>> BEGIN Excerpted data
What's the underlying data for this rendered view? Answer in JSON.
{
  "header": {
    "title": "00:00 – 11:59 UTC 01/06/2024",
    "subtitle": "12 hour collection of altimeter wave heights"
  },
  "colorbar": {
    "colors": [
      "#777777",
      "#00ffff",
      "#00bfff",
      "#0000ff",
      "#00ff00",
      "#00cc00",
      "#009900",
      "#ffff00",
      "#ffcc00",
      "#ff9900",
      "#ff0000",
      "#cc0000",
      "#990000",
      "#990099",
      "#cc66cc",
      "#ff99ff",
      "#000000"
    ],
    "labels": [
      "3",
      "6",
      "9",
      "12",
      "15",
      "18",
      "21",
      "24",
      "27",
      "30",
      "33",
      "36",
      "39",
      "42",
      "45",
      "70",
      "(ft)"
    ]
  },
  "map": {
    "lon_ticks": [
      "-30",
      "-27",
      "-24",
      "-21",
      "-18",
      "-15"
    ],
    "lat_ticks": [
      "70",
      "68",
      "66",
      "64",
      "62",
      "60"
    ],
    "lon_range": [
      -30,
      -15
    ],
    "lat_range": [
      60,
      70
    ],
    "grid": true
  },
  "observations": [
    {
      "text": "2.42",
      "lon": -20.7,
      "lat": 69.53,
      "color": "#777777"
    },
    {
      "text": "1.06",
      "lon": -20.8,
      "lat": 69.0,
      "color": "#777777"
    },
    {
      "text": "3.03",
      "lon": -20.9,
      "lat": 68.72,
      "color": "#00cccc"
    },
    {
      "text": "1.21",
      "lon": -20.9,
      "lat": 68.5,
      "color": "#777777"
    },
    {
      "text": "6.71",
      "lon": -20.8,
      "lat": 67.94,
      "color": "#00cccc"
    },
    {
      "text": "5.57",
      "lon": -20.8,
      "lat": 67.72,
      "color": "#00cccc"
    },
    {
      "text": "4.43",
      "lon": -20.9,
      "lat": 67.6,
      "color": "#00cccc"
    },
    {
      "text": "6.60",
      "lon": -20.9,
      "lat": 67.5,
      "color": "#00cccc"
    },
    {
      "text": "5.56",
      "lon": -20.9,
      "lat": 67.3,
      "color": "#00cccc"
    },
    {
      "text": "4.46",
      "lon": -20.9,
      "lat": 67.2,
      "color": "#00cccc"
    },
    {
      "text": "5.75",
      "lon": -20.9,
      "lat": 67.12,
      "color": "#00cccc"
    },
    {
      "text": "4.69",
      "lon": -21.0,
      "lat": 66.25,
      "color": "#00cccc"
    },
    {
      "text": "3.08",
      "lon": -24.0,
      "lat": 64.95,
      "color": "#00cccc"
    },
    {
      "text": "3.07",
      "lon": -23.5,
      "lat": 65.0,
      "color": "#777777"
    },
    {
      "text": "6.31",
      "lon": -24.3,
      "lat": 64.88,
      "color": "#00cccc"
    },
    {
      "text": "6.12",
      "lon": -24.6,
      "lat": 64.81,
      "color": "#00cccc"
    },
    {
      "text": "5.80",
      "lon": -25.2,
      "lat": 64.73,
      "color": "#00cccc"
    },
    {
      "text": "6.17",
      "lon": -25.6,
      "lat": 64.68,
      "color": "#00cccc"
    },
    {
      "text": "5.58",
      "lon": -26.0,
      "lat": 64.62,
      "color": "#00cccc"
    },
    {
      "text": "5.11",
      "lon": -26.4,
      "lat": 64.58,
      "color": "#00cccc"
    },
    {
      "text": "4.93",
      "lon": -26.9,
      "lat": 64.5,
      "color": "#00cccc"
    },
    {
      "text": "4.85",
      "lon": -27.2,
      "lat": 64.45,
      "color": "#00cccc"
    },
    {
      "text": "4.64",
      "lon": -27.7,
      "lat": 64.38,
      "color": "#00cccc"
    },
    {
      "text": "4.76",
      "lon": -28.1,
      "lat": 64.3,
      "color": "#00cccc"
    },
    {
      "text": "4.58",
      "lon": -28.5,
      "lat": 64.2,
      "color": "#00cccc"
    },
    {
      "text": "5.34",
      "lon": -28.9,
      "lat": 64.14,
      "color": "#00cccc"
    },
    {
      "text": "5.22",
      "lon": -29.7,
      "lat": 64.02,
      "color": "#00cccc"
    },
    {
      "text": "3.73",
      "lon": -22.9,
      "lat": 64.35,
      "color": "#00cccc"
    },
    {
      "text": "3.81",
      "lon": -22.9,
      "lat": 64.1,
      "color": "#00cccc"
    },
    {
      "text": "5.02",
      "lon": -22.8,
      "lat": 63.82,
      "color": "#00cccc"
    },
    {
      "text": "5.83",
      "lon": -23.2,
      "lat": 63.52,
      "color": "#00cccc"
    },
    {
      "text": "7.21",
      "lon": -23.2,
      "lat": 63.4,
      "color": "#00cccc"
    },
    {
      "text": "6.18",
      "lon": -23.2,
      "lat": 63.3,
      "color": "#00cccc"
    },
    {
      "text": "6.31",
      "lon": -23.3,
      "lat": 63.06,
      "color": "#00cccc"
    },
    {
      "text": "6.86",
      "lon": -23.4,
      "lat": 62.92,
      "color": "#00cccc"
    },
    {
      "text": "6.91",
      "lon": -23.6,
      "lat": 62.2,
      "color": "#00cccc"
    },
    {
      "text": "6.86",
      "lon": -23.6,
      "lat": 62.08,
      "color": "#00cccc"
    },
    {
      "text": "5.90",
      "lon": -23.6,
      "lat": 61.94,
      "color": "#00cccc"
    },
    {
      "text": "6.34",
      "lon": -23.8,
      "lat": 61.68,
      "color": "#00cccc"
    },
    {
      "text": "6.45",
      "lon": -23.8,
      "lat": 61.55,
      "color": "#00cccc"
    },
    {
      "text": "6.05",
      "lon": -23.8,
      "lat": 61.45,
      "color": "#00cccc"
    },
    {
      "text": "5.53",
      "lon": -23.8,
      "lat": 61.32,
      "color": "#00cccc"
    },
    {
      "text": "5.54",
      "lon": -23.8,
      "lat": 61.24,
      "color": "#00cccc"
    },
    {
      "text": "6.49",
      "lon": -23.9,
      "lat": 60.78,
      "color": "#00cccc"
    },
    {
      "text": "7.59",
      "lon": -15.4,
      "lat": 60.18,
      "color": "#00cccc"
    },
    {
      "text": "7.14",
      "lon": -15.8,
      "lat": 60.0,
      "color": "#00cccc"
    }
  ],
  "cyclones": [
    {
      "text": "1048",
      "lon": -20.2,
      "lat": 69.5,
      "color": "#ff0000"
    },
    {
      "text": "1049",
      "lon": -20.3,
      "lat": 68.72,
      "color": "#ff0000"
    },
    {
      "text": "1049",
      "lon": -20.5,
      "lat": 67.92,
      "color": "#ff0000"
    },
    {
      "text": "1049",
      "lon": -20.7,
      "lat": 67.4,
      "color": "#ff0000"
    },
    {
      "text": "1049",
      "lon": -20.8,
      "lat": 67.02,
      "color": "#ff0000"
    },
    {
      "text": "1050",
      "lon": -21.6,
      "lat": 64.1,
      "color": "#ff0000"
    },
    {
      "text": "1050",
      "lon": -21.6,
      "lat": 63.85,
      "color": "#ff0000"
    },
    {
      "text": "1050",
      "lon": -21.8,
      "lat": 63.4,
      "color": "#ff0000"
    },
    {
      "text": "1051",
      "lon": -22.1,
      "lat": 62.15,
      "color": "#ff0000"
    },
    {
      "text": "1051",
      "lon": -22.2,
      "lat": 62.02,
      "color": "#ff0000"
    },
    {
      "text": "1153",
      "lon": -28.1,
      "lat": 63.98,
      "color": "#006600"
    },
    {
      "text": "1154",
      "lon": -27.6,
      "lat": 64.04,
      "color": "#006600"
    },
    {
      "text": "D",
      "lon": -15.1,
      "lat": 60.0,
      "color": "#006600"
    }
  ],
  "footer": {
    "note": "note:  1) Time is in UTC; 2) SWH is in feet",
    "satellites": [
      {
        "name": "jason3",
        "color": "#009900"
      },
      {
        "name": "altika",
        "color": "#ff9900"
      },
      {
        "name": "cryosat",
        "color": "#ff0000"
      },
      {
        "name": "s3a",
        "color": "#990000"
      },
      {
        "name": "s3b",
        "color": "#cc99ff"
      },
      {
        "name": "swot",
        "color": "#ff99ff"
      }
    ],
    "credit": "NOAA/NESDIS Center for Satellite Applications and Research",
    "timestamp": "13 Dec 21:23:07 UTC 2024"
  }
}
>> END Excerpted data
◆ **What to work on**:
Pull out each line containing the word "name" and copy it.

◆ **Reply to the task**:
        "name": "jason3",
        "name": "altika",
        "name": "cryosat",
        "name": "s3a",
        "name": "s3b",
        "name": "swot",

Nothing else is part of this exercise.